> _The input_:
— start —
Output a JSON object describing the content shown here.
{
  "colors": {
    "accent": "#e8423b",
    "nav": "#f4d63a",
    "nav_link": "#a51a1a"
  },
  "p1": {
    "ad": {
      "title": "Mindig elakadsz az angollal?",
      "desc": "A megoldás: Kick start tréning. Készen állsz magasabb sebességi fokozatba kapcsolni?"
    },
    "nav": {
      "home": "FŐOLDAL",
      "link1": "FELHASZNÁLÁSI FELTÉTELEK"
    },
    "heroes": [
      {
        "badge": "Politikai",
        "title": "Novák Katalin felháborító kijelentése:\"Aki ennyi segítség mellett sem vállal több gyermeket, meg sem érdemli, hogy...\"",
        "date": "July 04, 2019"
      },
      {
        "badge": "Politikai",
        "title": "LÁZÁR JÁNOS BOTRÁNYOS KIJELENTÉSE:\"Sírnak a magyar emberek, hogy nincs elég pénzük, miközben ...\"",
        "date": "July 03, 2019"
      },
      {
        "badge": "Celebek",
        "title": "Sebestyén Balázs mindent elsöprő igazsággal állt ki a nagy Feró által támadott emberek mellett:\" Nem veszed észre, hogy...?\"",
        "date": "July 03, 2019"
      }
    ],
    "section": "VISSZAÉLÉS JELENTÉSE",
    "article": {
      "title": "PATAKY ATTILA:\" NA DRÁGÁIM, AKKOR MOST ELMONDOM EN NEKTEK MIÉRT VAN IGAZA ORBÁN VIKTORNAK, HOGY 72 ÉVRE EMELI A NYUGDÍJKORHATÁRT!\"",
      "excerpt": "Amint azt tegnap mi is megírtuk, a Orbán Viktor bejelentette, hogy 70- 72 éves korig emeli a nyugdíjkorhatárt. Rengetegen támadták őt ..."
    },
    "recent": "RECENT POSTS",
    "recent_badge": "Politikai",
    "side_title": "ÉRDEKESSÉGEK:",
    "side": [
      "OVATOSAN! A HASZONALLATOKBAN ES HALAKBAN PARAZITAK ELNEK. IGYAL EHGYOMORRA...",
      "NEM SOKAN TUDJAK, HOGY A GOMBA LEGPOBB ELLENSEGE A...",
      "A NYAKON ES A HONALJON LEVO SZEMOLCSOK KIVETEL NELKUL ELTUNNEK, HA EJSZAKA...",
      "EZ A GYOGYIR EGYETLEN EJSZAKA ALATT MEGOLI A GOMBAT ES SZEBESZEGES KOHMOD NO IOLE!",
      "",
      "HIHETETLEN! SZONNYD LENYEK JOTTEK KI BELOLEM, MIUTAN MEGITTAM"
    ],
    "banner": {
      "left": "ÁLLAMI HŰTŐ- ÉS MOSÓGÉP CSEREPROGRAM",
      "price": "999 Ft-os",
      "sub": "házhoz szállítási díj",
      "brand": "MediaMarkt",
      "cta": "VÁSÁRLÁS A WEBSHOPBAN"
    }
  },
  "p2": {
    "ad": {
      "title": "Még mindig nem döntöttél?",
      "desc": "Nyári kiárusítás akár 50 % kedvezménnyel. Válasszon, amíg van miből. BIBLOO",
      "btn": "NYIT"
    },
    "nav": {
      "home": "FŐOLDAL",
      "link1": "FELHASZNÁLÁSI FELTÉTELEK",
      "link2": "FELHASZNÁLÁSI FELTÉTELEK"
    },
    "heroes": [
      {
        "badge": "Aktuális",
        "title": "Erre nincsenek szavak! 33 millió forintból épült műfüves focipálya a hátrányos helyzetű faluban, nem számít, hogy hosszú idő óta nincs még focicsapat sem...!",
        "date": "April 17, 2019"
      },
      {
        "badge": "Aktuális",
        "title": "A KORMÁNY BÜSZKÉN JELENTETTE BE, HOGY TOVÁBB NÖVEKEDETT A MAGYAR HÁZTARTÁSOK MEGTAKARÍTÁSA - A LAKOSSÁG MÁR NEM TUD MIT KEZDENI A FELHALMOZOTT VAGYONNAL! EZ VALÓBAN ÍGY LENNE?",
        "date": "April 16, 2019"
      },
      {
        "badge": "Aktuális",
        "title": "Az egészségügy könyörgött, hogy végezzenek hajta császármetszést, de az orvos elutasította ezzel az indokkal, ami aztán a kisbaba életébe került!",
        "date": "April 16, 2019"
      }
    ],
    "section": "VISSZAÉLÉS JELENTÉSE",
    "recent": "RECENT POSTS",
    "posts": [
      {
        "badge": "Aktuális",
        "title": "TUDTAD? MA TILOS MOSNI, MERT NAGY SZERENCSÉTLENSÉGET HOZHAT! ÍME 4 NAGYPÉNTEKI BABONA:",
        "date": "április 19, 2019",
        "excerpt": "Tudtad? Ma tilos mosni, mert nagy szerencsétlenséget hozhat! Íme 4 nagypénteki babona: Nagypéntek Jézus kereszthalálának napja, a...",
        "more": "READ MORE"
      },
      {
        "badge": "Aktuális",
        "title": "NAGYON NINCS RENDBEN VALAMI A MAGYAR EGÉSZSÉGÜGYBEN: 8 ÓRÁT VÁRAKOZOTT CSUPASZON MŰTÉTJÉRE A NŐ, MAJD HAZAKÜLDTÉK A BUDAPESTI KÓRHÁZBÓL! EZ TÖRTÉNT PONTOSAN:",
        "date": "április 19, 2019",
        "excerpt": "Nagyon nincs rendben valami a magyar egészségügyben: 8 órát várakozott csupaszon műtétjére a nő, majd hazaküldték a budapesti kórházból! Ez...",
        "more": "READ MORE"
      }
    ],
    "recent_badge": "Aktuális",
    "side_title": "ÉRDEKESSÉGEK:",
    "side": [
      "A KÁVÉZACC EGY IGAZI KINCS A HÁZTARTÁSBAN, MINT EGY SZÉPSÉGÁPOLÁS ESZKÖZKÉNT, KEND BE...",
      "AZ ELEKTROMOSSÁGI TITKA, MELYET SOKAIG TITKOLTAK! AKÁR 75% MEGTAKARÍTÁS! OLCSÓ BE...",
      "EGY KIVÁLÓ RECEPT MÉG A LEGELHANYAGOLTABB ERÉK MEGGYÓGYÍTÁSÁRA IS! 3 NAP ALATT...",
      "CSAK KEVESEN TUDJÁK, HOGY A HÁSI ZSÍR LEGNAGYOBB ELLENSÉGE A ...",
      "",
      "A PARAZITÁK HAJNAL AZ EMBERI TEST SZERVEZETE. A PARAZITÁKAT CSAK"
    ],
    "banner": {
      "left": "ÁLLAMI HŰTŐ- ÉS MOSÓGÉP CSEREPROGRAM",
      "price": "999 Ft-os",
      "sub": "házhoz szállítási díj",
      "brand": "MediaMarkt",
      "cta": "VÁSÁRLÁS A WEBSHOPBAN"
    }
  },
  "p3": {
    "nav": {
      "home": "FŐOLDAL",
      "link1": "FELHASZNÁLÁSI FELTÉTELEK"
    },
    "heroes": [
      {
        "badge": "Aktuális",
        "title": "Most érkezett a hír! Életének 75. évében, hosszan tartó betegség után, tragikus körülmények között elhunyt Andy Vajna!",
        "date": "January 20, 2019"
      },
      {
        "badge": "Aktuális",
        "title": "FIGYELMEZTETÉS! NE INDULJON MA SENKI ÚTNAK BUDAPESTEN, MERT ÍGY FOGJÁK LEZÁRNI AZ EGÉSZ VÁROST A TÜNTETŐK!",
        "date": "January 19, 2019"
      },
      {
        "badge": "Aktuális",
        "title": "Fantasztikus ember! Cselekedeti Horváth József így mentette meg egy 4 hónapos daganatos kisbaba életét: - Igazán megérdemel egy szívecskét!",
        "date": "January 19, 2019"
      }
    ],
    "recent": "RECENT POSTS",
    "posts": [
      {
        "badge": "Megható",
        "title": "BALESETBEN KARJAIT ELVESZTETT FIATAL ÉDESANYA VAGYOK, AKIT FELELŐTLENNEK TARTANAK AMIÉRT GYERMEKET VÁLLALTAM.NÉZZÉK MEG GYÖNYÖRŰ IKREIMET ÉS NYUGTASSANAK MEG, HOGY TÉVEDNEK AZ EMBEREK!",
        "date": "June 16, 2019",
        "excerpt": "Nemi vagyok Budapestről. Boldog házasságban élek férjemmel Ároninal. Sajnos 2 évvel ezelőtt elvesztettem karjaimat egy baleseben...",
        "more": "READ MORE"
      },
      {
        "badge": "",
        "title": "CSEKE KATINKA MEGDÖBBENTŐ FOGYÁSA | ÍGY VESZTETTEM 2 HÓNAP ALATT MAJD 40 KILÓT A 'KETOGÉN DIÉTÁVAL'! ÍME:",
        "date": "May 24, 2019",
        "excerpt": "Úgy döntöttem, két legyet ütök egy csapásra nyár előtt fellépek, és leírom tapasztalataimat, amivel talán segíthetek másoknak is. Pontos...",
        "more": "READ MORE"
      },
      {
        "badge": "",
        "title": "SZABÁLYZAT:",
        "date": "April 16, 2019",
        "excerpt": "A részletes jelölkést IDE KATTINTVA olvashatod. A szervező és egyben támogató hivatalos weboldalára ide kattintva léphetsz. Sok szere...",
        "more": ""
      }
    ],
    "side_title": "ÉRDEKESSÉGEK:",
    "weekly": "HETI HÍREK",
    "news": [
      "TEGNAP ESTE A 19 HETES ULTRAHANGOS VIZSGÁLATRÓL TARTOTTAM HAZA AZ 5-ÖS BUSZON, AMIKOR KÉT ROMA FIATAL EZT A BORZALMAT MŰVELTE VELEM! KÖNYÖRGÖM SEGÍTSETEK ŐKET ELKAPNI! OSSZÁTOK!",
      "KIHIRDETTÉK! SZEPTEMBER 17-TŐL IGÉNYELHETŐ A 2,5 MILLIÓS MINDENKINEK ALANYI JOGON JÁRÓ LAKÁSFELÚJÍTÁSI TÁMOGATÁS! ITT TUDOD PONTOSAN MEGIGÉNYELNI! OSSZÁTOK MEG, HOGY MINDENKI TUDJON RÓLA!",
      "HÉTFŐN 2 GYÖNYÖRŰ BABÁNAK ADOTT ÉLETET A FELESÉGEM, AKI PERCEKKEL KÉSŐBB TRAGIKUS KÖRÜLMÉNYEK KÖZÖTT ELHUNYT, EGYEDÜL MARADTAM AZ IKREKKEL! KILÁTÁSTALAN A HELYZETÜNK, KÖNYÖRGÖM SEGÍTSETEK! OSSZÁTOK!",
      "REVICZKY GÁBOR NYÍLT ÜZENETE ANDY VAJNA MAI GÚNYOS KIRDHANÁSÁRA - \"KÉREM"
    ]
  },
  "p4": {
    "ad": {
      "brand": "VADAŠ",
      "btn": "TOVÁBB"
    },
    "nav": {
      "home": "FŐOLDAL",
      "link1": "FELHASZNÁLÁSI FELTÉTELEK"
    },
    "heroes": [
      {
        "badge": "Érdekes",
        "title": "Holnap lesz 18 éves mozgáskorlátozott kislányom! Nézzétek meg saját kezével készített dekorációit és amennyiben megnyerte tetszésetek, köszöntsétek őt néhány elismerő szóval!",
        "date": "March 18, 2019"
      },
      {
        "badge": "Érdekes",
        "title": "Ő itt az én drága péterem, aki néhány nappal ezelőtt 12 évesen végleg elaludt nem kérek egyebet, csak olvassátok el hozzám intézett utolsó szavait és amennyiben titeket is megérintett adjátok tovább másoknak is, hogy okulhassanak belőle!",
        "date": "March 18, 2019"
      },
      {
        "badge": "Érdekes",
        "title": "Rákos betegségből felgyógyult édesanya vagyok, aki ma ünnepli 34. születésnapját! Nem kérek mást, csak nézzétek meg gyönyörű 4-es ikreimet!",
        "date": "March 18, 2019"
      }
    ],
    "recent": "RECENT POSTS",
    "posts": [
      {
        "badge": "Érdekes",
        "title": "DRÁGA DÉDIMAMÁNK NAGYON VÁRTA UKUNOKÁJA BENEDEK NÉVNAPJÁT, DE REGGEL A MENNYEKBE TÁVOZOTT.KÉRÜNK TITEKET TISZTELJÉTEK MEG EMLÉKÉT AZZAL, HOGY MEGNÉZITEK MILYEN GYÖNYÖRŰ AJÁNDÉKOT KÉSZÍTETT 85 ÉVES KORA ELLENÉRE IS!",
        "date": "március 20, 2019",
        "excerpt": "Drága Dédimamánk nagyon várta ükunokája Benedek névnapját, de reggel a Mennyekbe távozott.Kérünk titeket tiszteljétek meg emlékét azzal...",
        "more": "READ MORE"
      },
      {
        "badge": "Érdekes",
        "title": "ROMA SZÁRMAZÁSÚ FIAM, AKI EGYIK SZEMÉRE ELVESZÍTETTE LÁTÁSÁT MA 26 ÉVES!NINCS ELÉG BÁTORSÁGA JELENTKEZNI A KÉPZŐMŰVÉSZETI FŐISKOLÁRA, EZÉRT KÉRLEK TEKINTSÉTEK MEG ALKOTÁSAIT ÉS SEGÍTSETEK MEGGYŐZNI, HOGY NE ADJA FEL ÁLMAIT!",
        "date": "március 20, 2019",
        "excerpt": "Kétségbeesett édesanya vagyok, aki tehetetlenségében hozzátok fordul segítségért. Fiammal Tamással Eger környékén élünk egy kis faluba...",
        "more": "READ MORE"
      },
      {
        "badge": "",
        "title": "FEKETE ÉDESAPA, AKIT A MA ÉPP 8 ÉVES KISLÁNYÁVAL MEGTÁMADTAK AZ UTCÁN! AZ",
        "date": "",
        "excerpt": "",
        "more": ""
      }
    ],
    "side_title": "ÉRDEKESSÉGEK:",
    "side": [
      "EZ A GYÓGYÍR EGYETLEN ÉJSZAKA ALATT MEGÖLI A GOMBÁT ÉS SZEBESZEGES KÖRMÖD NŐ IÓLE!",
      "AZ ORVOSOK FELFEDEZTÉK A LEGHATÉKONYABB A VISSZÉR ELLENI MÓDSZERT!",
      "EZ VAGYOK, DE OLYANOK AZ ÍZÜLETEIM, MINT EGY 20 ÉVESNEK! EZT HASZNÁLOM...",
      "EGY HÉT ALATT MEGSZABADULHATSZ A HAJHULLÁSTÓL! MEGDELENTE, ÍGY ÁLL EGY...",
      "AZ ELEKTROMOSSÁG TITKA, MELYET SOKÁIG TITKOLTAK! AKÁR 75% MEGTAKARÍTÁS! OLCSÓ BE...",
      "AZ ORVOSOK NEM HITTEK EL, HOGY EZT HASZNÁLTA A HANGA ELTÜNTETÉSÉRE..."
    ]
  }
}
— end —
> _Stated task_:
Collect every line above that contains the word "FIATAL".

> _Task response_:
        "title": "BALESETBEN KARJAIT ELVESZTETT FIATAL ÉDESANYA VAGYOK, AKIT FELELŐTLENNEK TARTANAK AMIÉRT GYERMEKET VÁLLALTAM.NÉZZÉK MEG GYÖNYÖRŰ IKREIMET ÉS NYUGTASSANAK MEG, HOGY TÉVEDNEK AZ EMBEREK!",
      "TEGNAP ESTE A 19 HETES ULTRAHANGOS VIZSGÁLATRÓL TARTOTTAM HAZA AZ 5-ÖS BUSZON, AMIKOR KÉT ROMA FIATAL EZT A BORZALMAT MŰVELTE VELEM! KÖNYÖRGÖM SEGÍTSETEK ŐKET ELKAPNI! OSSZÁTOK!",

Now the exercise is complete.